Take the entries below and print all of them exactly, please.

::: Records to process

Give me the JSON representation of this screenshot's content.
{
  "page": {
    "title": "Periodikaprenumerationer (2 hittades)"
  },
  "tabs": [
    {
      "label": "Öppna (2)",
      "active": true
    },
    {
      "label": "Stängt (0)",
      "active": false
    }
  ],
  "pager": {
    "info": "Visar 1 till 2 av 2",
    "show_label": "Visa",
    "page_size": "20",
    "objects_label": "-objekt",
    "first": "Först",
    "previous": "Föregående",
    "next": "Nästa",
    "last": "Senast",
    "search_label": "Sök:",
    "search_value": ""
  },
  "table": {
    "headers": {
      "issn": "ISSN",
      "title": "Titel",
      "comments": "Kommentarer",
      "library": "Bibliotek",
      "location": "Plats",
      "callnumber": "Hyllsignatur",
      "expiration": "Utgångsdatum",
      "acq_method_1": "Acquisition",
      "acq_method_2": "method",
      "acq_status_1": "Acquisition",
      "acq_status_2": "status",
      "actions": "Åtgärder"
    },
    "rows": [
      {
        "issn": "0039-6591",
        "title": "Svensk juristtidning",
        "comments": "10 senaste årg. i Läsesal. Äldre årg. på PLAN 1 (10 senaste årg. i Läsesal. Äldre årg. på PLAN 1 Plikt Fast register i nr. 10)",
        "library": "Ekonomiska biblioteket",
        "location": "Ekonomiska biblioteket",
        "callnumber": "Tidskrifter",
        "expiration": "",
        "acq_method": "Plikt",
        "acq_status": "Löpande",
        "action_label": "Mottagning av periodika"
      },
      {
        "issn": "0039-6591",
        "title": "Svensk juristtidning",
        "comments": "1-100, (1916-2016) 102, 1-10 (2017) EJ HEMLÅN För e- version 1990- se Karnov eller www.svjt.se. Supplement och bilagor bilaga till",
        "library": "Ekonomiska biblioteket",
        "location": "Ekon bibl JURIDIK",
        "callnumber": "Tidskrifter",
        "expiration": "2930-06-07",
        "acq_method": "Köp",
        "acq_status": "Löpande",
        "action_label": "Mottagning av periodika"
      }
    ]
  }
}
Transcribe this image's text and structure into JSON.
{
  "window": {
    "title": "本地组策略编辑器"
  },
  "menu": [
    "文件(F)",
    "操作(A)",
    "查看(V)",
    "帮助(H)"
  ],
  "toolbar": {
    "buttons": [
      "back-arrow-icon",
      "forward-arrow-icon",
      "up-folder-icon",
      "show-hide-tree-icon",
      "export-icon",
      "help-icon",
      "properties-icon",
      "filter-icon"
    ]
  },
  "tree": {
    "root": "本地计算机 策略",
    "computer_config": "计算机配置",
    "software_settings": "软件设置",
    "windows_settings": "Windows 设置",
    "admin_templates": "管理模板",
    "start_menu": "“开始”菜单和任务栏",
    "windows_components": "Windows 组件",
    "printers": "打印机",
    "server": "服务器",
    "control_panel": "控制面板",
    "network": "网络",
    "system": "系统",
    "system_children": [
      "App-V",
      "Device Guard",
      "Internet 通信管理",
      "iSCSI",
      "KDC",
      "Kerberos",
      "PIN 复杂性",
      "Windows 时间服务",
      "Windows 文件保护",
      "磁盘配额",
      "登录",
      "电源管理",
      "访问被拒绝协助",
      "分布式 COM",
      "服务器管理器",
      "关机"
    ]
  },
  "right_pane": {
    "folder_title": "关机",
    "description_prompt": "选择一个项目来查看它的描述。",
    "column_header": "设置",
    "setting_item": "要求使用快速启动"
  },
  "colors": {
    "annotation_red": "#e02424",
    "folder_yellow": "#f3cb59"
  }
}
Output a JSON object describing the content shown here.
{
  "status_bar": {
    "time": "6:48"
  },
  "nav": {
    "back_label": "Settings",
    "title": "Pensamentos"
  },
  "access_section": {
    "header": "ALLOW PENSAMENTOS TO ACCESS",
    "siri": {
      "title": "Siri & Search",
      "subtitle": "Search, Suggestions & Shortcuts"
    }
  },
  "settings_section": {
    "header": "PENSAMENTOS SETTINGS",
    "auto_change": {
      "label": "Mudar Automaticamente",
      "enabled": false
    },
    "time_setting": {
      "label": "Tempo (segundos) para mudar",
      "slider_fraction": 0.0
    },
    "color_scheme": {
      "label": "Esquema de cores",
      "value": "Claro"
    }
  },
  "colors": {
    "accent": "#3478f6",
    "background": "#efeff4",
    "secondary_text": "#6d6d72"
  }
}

::::::

Answer for this exercise ->
Give me the JSON representation of this screenshot's content.
{
  "page": {
    "title": "Periodikaprenumerationer (2 hittades)"
  },
  "tabs": [
    {
      "label": "Öppna (2)",
      "active": true
    },
    {
      "label": "Stängt (0)",
      "active": false
    }
  ],
  "pager": {
    "info": "Visar 1 till 2 av 2",
    "show_label": "Visa",
    "page_size": "20",
    "objects_label": "-objekt",
    "first": "Först",
    "previous": "Föregående",
    "next": "Nästa",
    "last": "Senast",
    "search_label": "Sök:",
    "search_value": ""
  },
  "table": {
    "headers": {
      "issn": "ISSN",
      "title": "Titel",
      "comments": "Kommentarer",
      "library": "Bibliotek",
      "location": "Plats",
      "callnumber": "Hyllsignatur",
      "expiration": "Utgångsdatum",
      "acq_method_1": "Acquisition",
      "acq_method_2": "method",
      "acq_status_1": "Acquisition",
      "acq_status_2": "status",
      "actions": "Åtgärder"
    },
    "rows": [
      {
        "issn": "0039-6591",
        "title": "Svensk juristtidning",
        "comments": "10 senaste årg. i Läsesal. Äldre årg. på PLAN 1 (10 senaste årg. i Läsesal. Äldre årg. på PLAN 1 Plikt Fast register i nr. 10)",
        "library": "Ekonomiska biblioteket",
        "location": "Ekonomiska biblioteket",
        "callnumber": "Tidskrifter",
        "expiration": "",
        "acq_method": "Plikt",
        "acq_status": "Löpande",
        "action_label": "Mottagning av periodika"
      },
      {
        "issn": "0039-6591",
        "title": "Svensk juristtidning",
        "comments": "1-100, (1916-2016) 102, 1-10 (2017) EJ HEMLÅN För e- version 1990- se Karnov eller www.svjt.se. Supplement och bilagor bilaga till",
        "library": "Ekonomiska biblioteket",
        "location": "Ekon bibl JURIDIK",
        "callnumber": "Tidskrifter",
        "expiration": "2930-06-07",
        "acq_method": "Köp",
        "acq_status": "Löpande",
        "action_label": "Mottagning av periodika"
      }
    ]
  }
}
Transcribe this image's text and structure into JSON.
{
  "window": {
    "title": "本地组策略编辑器"
  },
  "menu": [
    "文件(F)",
    "操作(A)",
    "查看(V)",
    "帮助(H)"
  ],
  "toolbar": {
    "buttons": [
      "back-arrow-icon",
      "forward-arrow-icon",
      "up-folder-icon",
      "show-hide-tree-icon",
      "export-icon",
      "help-icon",
      "properties-icon",
      "filter-icon"
    ]
  },
  "tree": {
    "root": "本地计算机 策略",
    "computer_config": "计算机配置",
    "software_settings": "软件设置",
    "windows_settings": "Windows 设置",
    "admin_templates": "管理模板",
    "start_menu": "“开始”菜单和任务栏",
    "windows_components": "Windows 组件",
    "printers": "打印机",
    "server": "服务器",
    "control_panel": "控制面板",
    "network": "网络",
    "system": "系统",
    "system_children": [
      "App-V",
      "Device Guard",
      "Internet 通信管理",
      "iSCSI",
      "KDC",
      "Kerberos",
      "PIN 复杂性",
      "Windows 时间服务",
      "Windows 文件保护",
      "磁盘配额",
      "登录",
      "电源管理",
      "访问被拒绝协助",
      "分布式 COM",
      "服务器管理器",
      "关机"
    ]
  },
  "right_pane": {
    "folder_title": "关机",
    "description_prompt": "选择一个项目来查看它的描述。",
    "column_header": "设置",
    "setting_item": "要求使用快速启动"
  },
  "colors": {
    "annotation_red": "#e02424",
    "folder_yellow": "#f3cb59"
  }
}
Output a JSON object describing the content shown here.
{
  "status_bar": {
    "time": "6:48"
  },
  "nav": {
    "back_label": "Settings",
    "title": "Pensamentos"
  },
  "access_section": {
    "header": "ALLOW PENSAMENTOS TO ACCESS",
    "siri": {
      "title": "Siri & Search",
      "subtitle": "Search, Suggestions & Shortcuts"
    }
  },
  "settings_section": {
    "header": "PENSAMENTOS SETTINGS",
    "auto_change": {
      "label": "Mudar Automaticamente",
      "enabled": false
    },
    "time_setting": {
      "label": "Tempo (segundos) para mudar",
      "slider_fraction": 0.0
    },
    "color_scheme": {
      "label": "Esquema de cores",
      "value": "Claro"
    }
  },
  "colors": {
    "accent": "#3478f6",
    "background": "#efeff4",
    "secondary_text": "#6d6d72"
  }
}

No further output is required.